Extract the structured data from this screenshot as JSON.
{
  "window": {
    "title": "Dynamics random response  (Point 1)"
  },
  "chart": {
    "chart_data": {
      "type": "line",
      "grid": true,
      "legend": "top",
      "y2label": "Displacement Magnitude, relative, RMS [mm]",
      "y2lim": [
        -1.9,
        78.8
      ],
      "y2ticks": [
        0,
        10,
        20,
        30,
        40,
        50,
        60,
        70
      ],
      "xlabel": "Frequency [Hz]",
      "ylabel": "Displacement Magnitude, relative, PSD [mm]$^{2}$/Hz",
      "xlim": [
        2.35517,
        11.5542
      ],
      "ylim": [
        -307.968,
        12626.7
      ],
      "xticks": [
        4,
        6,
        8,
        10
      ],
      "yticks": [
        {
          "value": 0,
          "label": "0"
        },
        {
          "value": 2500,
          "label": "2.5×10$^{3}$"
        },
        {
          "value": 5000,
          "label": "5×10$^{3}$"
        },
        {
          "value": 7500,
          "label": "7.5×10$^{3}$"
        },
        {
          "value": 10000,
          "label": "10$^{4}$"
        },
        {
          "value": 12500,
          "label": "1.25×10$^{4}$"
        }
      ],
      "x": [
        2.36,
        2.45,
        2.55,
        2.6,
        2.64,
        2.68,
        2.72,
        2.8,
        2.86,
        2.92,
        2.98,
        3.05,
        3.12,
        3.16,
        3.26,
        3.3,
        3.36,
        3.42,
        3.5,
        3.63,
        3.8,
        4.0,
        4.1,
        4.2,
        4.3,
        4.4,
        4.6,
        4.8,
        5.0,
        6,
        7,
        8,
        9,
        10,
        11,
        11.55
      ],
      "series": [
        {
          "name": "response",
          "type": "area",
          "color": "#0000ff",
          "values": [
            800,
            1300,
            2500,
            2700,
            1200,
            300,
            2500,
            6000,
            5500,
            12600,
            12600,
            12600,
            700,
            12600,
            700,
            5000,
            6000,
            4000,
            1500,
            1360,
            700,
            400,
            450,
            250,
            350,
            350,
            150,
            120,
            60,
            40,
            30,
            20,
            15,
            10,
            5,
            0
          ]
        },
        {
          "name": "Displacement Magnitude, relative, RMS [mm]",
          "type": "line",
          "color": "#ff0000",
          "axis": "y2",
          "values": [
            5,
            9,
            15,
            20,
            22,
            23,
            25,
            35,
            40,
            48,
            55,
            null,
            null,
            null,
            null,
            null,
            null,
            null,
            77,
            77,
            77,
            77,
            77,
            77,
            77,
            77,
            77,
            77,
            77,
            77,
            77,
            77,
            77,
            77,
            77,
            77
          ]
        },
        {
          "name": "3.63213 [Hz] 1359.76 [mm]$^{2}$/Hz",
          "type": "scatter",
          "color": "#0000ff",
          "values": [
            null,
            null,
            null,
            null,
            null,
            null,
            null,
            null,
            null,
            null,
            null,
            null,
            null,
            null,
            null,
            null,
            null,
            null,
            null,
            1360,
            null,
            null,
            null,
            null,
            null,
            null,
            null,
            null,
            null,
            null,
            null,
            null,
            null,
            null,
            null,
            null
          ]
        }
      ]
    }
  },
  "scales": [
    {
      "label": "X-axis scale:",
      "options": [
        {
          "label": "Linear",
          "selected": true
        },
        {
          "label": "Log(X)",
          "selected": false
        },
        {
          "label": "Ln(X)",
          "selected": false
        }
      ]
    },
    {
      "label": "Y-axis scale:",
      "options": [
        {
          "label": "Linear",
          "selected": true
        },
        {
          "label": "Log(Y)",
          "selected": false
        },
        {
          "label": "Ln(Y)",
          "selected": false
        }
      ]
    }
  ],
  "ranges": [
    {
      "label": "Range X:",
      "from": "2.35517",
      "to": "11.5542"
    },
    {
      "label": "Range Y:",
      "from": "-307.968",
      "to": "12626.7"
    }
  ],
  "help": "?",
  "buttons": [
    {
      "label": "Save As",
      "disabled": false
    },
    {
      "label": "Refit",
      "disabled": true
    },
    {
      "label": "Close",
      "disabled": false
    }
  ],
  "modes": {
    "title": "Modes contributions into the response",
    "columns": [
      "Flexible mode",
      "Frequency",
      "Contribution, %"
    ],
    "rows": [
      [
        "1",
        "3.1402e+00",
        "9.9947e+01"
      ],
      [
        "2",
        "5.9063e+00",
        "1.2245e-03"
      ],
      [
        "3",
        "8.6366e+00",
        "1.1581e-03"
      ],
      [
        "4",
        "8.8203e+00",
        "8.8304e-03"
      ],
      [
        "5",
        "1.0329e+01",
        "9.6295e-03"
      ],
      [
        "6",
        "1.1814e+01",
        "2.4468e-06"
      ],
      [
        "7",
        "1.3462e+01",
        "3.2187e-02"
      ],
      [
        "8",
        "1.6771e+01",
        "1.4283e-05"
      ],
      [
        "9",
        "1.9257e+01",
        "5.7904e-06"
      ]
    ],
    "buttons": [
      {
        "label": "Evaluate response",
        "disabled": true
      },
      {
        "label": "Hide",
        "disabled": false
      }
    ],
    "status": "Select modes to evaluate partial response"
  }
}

◆ **What you have to do**:
Identify and copy lines that hold the string "from".

◆ **Exercise output**:
Extract the structured data from this screenshot as JSON.
      "from": "2.35517",
      "from": "-307.968",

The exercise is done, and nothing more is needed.